# WHAT YOU WILL DO
Copy the data from its first line up to and including the line with "table-cell: — [206, 698, 220, 714]". Reproduce each of those lines without any change.

· · · ·

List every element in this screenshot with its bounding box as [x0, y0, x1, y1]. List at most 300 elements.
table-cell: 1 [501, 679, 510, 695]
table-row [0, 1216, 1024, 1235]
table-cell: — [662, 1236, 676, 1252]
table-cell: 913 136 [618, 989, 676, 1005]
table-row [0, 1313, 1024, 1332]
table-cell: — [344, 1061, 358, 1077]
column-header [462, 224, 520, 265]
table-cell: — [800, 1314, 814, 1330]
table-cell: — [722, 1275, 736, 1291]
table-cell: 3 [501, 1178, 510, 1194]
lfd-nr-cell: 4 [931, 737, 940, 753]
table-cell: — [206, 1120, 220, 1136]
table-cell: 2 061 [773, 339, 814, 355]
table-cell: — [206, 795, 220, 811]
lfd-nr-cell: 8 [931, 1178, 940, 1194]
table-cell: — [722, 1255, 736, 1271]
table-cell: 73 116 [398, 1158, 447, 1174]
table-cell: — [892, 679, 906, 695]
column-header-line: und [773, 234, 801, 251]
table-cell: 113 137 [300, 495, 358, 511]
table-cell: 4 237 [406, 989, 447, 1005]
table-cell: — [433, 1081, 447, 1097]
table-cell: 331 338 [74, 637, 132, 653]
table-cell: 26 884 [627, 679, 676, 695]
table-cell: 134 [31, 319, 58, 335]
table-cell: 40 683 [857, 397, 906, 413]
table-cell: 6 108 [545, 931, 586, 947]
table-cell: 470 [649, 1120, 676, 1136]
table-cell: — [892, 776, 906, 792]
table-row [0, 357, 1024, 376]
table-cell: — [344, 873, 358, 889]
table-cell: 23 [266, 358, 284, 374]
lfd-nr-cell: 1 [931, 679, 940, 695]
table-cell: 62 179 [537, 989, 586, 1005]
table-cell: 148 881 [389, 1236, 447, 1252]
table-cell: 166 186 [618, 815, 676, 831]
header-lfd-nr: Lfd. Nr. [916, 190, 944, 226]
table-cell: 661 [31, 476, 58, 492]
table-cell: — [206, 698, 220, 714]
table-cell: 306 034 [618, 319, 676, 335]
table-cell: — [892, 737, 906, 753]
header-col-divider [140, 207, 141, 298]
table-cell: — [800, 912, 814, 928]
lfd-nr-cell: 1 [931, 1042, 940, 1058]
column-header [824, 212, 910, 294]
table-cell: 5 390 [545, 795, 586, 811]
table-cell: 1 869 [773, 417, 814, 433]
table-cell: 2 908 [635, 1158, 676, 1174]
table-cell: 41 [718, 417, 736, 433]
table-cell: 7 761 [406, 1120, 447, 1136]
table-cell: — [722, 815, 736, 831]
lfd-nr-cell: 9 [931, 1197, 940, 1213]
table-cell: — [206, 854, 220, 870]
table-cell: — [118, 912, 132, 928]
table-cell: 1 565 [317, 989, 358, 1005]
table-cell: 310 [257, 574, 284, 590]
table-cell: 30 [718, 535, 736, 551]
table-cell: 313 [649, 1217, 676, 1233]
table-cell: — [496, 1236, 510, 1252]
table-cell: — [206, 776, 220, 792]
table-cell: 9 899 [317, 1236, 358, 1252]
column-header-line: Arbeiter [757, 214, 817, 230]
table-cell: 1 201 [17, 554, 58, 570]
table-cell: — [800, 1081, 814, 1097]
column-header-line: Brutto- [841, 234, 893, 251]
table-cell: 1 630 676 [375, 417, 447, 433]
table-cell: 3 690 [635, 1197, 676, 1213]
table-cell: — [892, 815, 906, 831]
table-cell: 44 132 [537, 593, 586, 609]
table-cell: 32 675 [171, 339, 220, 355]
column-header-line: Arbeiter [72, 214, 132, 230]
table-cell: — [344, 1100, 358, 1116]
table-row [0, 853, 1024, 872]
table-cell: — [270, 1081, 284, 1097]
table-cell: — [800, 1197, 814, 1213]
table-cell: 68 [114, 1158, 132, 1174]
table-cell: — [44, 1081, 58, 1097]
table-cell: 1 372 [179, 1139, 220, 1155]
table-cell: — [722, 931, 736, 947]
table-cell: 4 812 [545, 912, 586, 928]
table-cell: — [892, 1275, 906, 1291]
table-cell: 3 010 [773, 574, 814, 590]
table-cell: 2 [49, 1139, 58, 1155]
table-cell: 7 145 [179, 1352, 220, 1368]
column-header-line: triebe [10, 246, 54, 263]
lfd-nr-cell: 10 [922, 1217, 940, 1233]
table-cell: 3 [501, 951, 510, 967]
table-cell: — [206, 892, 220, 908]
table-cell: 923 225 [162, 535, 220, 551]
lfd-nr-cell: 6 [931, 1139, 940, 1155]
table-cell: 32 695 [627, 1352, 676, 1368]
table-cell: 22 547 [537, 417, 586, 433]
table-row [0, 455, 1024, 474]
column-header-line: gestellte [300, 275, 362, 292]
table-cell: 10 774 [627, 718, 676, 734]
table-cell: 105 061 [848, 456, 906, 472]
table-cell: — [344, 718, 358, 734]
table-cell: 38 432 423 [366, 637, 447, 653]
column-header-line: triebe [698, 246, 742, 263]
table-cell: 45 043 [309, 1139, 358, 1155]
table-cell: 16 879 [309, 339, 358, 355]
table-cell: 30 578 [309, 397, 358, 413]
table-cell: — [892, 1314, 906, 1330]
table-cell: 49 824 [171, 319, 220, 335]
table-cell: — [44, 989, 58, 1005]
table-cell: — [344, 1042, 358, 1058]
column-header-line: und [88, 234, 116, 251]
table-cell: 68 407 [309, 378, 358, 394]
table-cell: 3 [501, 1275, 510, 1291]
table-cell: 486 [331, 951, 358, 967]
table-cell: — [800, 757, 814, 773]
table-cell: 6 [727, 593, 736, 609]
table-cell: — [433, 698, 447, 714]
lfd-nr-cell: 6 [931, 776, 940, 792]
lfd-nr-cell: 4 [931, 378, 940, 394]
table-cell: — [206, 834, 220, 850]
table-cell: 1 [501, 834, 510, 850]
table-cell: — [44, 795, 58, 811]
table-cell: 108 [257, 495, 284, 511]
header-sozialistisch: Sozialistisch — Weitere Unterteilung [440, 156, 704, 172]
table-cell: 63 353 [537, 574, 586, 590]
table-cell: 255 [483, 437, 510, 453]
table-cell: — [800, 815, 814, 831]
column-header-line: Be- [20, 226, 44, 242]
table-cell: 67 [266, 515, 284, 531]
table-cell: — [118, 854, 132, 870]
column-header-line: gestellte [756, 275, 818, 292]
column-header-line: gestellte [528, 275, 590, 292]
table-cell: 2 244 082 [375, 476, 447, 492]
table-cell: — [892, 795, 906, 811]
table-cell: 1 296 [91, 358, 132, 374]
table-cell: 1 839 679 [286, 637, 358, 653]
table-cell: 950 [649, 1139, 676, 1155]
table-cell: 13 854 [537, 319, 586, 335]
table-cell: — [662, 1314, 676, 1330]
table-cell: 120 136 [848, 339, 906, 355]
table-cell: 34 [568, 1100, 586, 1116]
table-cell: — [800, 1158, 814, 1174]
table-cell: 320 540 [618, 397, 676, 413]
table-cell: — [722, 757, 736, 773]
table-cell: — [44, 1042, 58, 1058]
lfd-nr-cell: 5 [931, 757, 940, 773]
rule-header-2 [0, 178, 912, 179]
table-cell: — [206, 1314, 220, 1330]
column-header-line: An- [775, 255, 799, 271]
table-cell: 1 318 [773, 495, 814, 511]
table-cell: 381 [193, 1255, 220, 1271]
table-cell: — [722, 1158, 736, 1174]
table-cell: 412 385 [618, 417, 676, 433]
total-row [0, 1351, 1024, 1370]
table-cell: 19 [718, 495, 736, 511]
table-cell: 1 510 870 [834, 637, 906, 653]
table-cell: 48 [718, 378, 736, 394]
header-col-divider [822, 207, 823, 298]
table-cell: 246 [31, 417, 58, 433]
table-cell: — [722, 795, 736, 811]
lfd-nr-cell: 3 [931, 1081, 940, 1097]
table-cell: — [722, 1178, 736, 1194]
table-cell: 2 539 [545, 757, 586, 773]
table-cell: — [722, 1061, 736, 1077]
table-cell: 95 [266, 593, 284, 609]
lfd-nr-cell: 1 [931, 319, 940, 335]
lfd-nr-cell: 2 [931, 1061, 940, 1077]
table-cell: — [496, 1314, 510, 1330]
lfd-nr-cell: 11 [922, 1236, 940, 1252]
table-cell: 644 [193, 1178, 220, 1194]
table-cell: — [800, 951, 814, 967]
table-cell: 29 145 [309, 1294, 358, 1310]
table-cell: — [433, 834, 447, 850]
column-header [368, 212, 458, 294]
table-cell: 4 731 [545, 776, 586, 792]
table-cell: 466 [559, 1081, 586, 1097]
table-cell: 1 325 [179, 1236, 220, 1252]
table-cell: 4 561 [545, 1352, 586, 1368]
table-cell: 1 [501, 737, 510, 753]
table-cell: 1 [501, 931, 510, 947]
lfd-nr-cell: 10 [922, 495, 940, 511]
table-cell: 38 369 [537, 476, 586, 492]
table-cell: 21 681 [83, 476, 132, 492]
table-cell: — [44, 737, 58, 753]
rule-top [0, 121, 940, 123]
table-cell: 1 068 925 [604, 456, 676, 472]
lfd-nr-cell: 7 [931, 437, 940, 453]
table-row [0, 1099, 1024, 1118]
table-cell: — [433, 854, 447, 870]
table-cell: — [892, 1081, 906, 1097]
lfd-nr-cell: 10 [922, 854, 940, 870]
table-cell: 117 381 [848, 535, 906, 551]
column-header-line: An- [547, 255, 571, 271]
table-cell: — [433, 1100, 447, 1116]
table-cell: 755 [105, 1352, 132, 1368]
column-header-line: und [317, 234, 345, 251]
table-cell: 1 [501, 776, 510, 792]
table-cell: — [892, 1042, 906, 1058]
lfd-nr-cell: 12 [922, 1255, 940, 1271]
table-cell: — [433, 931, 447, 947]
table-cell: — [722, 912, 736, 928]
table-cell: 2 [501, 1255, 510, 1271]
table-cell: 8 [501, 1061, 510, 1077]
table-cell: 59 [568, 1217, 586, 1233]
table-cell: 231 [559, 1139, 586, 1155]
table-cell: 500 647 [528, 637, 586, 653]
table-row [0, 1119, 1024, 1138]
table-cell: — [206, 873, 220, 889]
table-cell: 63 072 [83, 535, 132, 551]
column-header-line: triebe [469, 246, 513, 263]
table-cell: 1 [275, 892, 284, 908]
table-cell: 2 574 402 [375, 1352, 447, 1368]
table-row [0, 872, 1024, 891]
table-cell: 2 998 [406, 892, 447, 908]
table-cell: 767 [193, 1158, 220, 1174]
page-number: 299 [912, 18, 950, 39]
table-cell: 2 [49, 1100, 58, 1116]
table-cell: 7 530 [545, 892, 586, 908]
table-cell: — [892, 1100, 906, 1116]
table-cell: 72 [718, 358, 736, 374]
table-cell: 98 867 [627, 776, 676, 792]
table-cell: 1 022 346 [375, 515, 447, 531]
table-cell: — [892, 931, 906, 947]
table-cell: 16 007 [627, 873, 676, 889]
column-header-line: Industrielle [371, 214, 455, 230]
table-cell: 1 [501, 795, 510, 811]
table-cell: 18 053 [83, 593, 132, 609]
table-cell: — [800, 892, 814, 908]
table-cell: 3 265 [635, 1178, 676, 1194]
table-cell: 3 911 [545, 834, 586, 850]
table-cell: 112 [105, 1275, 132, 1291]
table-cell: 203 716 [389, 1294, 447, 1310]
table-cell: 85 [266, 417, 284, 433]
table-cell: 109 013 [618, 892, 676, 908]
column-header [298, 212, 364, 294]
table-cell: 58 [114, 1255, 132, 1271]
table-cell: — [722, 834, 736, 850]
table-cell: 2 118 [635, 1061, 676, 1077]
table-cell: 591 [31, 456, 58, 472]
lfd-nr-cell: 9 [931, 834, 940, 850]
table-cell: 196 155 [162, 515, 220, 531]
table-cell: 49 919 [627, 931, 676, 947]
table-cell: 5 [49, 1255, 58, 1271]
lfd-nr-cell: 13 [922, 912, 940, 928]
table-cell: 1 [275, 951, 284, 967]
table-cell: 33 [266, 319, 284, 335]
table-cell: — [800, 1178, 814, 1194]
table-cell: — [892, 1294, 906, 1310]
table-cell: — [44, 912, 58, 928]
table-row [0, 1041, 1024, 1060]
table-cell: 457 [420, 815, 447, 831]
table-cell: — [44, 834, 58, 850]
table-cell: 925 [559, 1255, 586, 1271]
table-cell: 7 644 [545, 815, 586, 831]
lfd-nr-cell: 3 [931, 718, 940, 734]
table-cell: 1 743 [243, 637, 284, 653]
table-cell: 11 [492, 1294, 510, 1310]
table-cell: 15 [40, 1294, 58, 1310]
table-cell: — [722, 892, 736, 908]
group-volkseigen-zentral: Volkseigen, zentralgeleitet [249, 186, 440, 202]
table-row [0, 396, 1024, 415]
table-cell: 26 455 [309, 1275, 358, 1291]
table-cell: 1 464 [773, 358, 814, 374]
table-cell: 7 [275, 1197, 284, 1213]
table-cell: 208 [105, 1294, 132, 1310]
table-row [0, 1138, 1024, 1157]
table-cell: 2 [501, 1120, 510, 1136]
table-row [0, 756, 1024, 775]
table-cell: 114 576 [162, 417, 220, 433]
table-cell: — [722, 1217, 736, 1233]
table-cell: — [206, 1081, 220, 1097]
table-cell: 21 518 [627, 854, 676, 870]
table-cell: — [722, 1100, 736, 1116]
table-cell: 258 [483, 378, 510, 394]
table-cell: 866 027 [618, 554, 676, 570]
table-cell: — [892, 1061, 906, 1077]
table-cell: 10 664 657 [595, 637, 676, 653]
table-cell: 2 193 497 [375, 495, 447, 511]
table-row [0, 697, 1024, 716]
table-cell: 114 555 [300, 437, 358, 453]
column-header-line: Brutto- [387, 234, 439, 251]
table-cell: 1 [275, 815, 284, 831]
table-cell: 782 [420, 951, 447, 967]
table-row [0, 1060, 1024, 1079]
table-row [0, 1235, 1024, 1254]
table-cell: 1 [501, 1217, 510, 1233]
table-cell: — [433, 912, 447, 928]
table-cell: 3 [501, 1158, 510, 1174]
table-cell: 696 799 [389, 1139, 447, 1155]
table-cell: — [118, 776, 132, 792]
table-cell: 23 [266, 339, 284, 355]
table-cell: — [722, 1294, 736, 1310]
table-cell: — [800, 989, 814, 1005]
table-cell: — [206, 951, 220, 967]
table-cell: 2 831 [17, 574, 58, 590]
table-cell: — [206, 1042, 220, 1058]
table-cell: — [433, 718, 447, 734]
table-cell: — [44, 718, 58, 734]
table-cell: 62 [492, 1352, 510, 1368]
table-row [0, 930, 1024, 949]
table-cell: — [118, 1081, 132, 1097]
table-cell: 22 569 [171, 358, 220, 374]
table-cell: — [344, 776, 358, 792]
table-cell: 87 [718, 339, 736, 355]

· · · ·

# FULL RESPONSE
List every element in this screenshot with its bounding box as [x0, y0, x1, y1]. List at most 300 elements.
table-cell: 1 [501, 679, 510, 695]
table-row [0, 1216, 1024, 1235]
table-cell: — [662, 1236, 676, 1252]
table-cell: 913 136 [618, 989, 676, 1005]
table-row [0, 1313, 1024, 1332]
table-cell: — [344, 1061, 358, 1077]
column-header [462, 224, 520, 265]
table-cell: — [800, 1314, 814, 1330]
table-cell: — [722, 1275, 736, 1291]
table-cell: 3 [501, 1178, 510, 1194]
lfd-nr-cell: 4 [931, 737, 940, 753]
table-cell: — [206, 1120, 220, 1136]
table-cell: 2 061 [773, 339, 814, 355]
table-cell: — [206, 795, 220, 811]
lfd-nr-cell: 8 [931, 1178, 940, 1194]
table-cell: — [722, 1255, 736, 1271]
table-cell: 73 116 [398, 1158, 447, 1174]
table-cell: — [892, 679, 906, 695]
column-header-line: und [773, 234, 801, 251]
table-cell: 113 137 [300, 495, 358, 511]
table-cell: 4 237 [406, 989, 447, 1005]
table-cell: — [433, 1081, 447, 1097]
table-cell: 331 338 [74, 637, 132, 653]
table-cell: 26 884 [627, 679, 676, 695]
table-cell: 134 [31, 319, 58, 335]
table-cell: 40 683 [857, 397, 906, 413]
table-cell: 6 108 [545, 931, 586, 947]
table-cell: 470 [649, 1120, 676, 1136]
table-cell: — [892, 776, 906, 792]
table-row [0, 357, 1024, 376]
table-cell: — [344, 873, 358, 889]
table-cell: 23 [266, 358, 284, 374]
lfd-nr-cell: 1 [931, 679, 940, 695]
table-cell: 62 179 [537, 989, 586, 1005]
table-cell: 148 881 [389, 1236, 447, 1252]
table-cell: 166 186 [618, 815, 676, 831]
header-lfd-nr: Lfd. Nr. [916, 190, 944, 226]
table-cell: 661 [31, 476, 58, 492]
table-cell: — [206, 698, 220, 714]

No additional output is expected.